**THE REQUEST:**
Output every entry exactly as written.

Figure record listings:
◇ ◇ ◇ ◇ ◇

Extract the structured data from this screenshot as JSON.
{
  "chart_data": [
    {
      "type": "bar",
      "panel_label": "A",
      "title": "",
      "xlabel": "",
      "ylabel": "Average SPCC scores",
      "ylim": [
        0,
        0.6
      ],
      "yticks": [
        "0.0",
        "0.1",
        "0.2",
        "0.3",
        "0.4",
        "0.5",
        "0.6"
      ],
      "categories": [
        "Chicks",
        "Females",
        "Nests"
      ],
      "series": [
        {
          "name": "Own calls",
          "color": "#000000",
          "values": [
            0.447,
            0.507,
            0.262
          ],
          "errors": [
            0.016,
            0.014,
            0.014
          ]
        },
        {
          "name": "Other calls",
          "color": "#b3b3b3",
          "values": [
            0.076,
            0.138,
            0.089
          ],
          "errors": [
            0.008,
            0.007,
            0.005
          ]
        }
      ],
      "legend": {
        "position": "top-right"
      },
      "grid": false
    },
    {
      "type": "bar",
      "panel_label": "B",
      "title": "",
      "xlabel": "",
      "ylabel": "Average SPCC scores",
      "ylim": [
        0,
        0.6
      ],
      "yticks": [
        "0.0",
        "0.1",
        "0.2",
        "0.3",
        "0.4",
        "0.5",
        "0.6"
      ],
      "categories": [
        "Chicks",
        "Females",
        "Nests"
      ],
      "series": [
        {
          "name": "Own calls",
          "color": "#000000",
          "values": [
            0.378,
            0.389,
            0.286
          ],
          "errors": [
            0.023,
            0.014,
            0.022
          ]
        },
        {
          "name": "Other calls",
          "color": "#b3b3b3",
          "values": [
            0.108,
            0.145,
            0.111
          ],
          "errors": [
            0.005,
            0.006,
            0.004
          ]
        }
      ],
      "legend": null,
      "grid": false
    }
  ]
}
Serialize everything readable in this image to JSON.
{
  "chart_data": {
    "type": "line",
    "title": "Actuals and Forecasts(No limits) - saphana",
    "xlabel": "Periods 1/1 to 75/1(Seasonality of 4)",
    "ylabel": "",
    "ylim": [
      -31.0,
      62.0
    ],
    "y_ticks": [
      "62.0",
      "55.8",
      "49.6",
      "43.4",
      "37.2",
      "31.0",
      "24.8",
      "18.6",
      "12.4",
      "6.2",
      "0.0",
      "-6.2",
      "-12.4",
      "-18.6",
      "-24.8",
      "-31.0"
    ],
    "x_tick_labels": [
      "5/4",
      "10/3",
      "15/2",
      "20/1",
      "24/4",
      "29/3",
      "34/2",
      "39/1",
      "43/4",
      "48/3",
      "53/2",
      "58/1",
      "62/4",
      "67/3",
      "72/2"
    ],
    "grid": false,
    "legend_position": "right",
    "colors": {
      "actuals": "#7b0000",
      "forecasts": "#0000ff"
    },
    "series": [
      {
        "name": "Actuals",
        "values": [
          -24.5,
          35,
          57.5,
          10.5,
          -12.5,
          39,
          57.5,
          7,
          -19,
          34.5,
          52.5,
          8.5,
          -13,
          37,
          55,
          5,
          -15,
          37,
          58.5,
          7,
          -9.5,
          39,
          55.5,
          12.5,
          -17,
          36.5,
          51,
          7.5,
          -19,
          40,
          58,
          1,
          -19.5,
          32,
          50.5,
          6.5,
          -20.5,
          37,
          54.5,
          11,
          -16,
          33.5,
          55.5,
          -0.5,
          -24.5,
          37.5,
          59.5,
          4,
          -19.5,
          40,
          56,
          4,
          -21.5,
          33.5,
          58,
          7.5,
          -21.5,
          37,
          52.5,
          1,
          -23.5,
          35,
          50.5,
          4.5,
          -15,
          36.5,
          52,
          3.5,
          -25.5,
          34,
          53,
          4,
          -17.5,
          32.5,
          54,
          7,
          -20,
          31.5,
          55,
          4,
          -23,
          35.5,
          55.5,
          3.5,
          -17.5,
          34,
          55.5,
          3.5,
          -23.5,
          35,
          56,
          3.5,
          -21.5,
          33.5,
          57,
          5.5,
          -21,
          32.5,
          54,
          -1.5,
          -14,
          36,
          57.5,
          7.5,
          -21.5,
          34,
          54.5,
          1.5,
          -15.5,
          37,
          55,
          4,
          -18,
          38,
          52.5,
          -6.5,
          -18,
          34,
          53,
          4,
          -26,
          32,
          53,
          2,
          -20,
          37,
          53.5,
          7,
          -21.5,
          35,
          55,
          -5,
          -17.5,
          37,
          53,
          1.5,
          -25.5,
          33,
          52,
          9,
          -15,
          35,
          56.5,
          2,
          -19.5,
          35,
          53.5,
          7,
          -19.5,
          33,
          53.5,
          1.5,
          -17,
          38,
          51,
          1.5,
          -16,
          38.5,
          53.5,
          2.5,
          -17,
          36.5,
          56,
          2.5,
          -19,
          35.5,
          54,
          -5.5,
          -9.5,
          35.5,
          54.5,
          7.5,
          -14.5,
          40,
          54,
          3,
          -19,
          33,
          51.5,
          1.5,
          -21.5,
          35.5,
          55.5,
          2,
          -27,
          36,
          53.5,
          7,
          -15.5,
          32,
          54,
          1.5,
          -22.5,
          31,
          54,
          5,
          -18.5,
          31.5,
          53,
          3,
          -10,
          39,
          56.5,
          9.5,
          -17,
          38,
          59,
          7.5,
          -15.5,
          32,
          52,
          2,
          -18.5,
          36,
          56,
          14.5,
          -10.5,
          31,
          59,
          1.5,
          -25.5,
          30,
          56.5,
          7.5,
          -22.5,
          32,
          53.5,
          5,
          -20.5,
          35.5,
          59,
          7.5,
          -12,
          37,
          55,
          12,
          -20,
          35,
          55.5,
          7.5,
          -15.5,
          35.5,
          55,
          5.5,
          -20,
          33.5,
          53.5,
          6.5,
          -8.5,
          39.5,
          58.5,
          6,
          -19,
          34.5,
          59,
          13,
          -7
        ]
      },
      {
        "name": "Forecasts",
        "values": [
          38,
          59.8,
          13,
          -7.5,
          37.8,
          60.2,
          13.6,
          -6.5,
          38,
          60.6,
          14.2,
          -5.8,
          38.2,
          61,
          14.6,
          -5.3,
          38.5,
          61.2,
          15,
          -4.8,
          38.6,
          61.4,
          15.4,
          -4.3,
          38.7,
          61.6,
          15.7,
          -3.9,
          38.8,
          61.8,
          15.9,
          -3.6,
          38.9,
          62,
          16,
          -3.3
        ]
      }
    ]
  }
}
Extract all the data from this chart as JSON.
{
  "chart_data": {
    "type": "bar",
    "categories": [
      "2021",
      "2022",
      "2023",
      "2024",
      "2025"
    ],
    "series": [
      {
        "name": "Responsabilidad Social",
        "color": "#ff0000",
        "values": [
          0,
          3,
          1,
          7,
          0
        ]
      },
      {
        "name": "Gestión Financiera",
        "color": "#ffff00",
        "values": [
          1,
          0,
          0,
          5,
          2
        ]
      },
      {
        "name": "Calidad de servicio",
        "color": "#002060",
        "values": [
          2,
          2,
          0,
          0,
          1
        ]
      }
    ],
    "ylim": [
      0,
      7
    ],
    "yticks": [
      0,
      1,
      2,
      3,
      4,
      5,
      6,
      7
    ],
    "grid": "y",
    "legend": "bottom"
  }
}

◇ ◇ ◇ ◇ ◇

**FULL ANSWER:**
Extract the structured data from this screenshot as JSON.
{
  "chart_data": [
    {
      "type": "bar",
      "panel_label": "A",
      "title": "",
      "xlabel": "",
      "ylabel": "Average SPCC scores",
      "ylim": [
        0,
        0.6
      ],
      "yticks": [
        "0.0",
        "0.1",
        "0.2",
        "0.3",
        "0.4",
        "0.5",
        "0.6"
      ],
      "categories": [
        "Chicks",
        "Females",
        "Nests"
      ],
      "series": [
        {
          "name": "Own calls",
          "color": "#000000",
          "values": [
            0.447,
            0.507,
            0.262
          ],
          "errors": [
            0.016,
            0.014,
            0.014
          ]
        },
        {
          "name": "Other calls",
          "color": "#b3b3b3",
          "values": [
            0.076,
            0.138,
            0.089
          ],
          "errors": [
            0.008,
            0.007,
            0.005
          ]
        }
      ],
      "legend": {
        "position": "top-right"
      },
      "grid": false
    },
    {
      "type": "bar",
      "panel_label": "B",
      "title": "",
      "xlabel": "",
      "ylabel": "Average SPCC scores",
      "ylim": [
        0,
        0.6
      ],
      "yticks": [
        "0.0",
        "0.1",
        "0.2",
        "0.3",
        "0.4",
        "0.5",
        "0.6"
      ],
      "categories": [
        "Chicks",
        "Females",
        "Nests"
      ],
      "series": [
        {
          "name": "Own calls",
          "color": "#000000",
          "values": [
            0.378,
            0.389,
            0.286
          ],
          "errors": [
            0.023,
            0.014,
            0.022
          ]
        },
        {
          "name": "Other calls",
          "color": "#b3b3b3",
          "values": [
            0.108,
            0.145,
            0.111
          ],
          "errors": [
            0.005,
            0.006,
            0.004
          ]
        }
      ],
      "legend": null,
      "grid": false
    }
  ]
}
Serialize everything readable in this image to JSON.
{
  "chart_data": {
    "type": "line",
    "title": "Actuals and Forecasts(No limits) - saphana",
    "xlabel": "Periods 1/1 to 75/1(Seasonality of 4)",
    "ylabel": "",
    "ylim": [
      -31.0,
      62.0
    ],
    "y_ticks": [
      "62.0",
      "55.8",
      "49.6",
      "43.4",
      "37.2",
      "31.0",
      "24.8",
      "18.6",
      "12.4",
      "6.2",
      "0.0",
      "-6.2",
      "-12.4",
      "-18.6",
      "-24.8",
      "-31.0"
    ],
    "x_tick_labels": [
      "5/4",
      "10/3",
      "15/2",
      "20/1",
      "24/4",
      "29/3",
      "34/2",
      "39/1",
      "43/4",
      "48/3",
      "53/2",
      "58/1",
      "62/4",
      "67/3",
      "72/2"
    ],
    "grid": false,
    "legend_position": "right",
    "colors": {
      "actuals": "#7b0000",
      "forecasts": "#0000ff"
    },
    "series": [
      {
        "name": "Actuals",
        "values": [
          -24.5,
          35,
          57.5,
          10.5,
          -12.5,
          39,
          57.5,
          7,
          -19,
          34.5,
          52.5,
          8.5,
          -13,
          37,
          55,
          5,
          -15,
          37,
          58.5,
          7,
          -9.5,
          39,
          55.5,
          12.5,
          -17,
          36.5,
          51,
          7.5,
          -19,
          40,
          58,
          1,
          -19.5,
          32,
          50.5,
          6.5,
          -20.5,
          37,
          54.5,
          11,
          -16,
          33.5,
          55.5,
          -0.5,
          -24.5,
          37.5,
          59.5,
          4,
          -19.5,
          40,
          56,
          4,
          -21.5,
          33.5,
          58,
          7.5,
          -21.5,
          37,
          52.5,
          1,
          -23.5,
          35,
          50.5,
          4.5,
          -15,
          36.5,
          52,
          3.5,
          -25.5,
          34,
          53,
          4,
          -17.5,
          32.5,
          54,
          7,
          -20,
          31.5,
          55,
          4,
          -23,
          35.5,
          55.5,
          3.5,
          -17.5,
          34,
          55.5,
          3.5,
          -23.5,
          35,
          56,
          3.5,
          -21.5,
          33.5,
          57,
          5.5,
          -21,
          32.5,
          54,
          -1.5,
          -14,
          36,
          57.5,
          7.5,
          -21.5,
          34,
          54.5,
          1.5,
          -15.5,
          37,
          55,
          4,
          -18,
          38,
          52.5,
          -6.5,
          -18,
          34,
          53,
          4,
          -26,
          32,
          53,
          2,
          -20,
          37,
          53.5,
          7,
          -21.5,
          35,
          55,
          -5,
          -17.5,
          37,
          53,
          1.5,
          -25.5,
          33,
          52,
          9,
          -15,
          35,
          56.5,
          2,
          -19.5,
          35,
          53.5,
          7,
          -19.5,
          33,
          53.5,
          1.5,
          -17,
          38,
          51,
          1.5,
          -16,
          38.5,
          53.5,
          2.5,
          -17,
          36.5,
          56,
          2.5,
          -19,
          35.5,
          54,
          -5.5,
          -9.5,
          35.5,
          54.5,
          7.5,
          -14.5,
          40,
          54,
          3,
          -19,
          33,
          51.5,
          1.5,
          -21.5,
          35.5,
          55.5,
          2,
          -27,
          36,
          53.5,
          7,
          -15.5,
          32,
          54,
          1.5,
          -22.5,
          31,
          54,
          5,
          -18.5,
          31.5,
          53,
          3,
          -10,
          39,
          56.5,
          9.5,
          -17,
          38,
          59,
          7.5,
          -15.5,
          32,
          52,
          2,
          -18.5,
          36,
          56,
          14.5,
          -10.5,
          31,
          59,
          1.5,
          -25.5,
          30,
          56.5,
          7.5,
          -22.5,
          32,
          53.5,
          5,
          -20.5,
          35.5,
          59,
          7.5,
          -12,
          37,
          55,
          12,
          -20,
          35,
          55.5,
          7.5,
          -15.5,
          35.5,
          55,
          5.5,
          -20,
          33.5,
          53.5,
          6.5,
          -8.5,
          39.5,
          58.5,
          6,
          -19,
          34.5,
          59,
          13,
          -7
        ]
      },
      {
        "name": "Forecasts",
        "values": [
          38,
          59.8,
          13,
          -7.5,
          37.8,
          60.2,
          13.6,
          -6.5,
          38,
          60.6,
          14.2,
          -5.8,
          38.2,
          61,
          14.6,
          -5.3,
          38.5,
          61.2,
          15,
          -4.8,
          38.6,
          61.4,
          15.4,
          -4.3,
          38.7,
          61.6,
          15.7,
          -3.9,
          38.8,
          61.8,
          15.9,
          -3.6,
          38.9,
          62,
          16,
          -3.3
        ]
      }
    ]
  }
}
Extract all the data from this chart as JSON.
{
  "chart_data": {
    "type": "bar",
    "categories": [
      "2021",
      "2022",
      "2023",
      "2024",
      "2025"
    ],
    "series": [
      {
        "name": "Responsabilidad Social",
        "color": "#ff0000",
        "values": [
          0,
          3,
          1,
          7,
          0
        ]
      },
      {
        "name": "Gestión Financiera",
        "color": "#ffff00",
        "values": [
          1,
          0,
          0,
          5,
          2
        ]
      },
      {
        "name": "Calidad de servicio",
        "color": "#002060",
        "values": [
          2,
          2,
          0,
          0,
          1
        ]
      }
    ],
    "ylim": [
      0,
      7
    ],
    "yticks": [
      0,
      1,
      2,
      3,
      4,
      5,
      6,
      7
    ],
    "grid": "y",
    "legend": "bottom"
  }
}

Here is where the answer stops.